▸ TASK INPUT

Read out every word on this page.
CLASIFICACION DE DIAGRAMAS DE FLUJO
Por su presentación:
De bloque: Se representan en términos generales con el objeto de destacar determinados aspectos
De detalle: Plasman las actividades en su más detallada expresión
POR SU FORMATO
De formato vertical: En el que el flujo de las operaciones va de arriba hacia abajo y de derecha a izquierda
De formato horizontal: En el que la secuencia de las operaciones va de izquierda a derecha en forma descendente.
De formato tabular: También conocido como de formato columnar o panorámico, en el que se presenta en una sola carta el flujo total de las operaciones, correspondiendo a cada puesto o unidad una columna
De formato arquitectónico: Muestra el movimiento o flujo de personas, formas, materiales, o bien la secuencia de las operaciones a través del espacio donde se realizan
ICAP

...

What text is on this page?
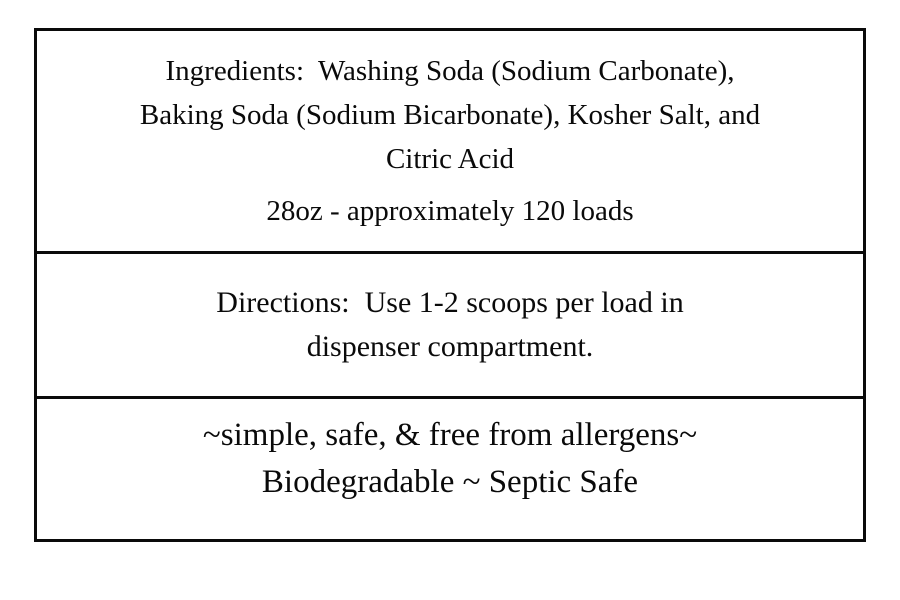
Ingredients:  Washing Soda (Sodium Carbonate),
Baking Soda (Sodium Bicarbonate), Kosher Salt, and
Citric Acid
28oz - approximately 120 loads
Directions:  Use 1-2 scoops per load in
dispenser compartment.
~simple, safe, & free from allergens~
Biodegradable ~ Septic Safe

* * *

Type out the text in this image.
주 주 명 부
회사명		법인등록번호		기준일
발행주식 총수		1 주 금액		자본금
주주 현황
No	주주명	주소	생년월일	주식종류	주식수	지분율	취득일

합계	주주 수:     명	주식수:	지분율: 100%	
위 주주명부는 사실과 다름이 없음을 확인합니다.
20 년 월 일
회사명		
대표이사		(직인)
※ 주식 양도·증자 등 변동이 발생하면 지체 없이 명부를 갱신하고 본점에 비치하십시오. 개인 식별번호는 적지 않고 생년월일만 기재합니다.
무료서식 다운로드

▸ GIVEN REQUEST
Gather up every line from the listing above in which the word "secuencia" occurs.

▸ REPLY
De formato horizontal: En el que la secuencia de las operaciones va de izquierda a derecha en forma descendente.
De formato arquitectónico: Muestra el movimiento o flujo de personas, formas, materiales, o bien la secuencia de las operaciones a través del espacio donde se realizan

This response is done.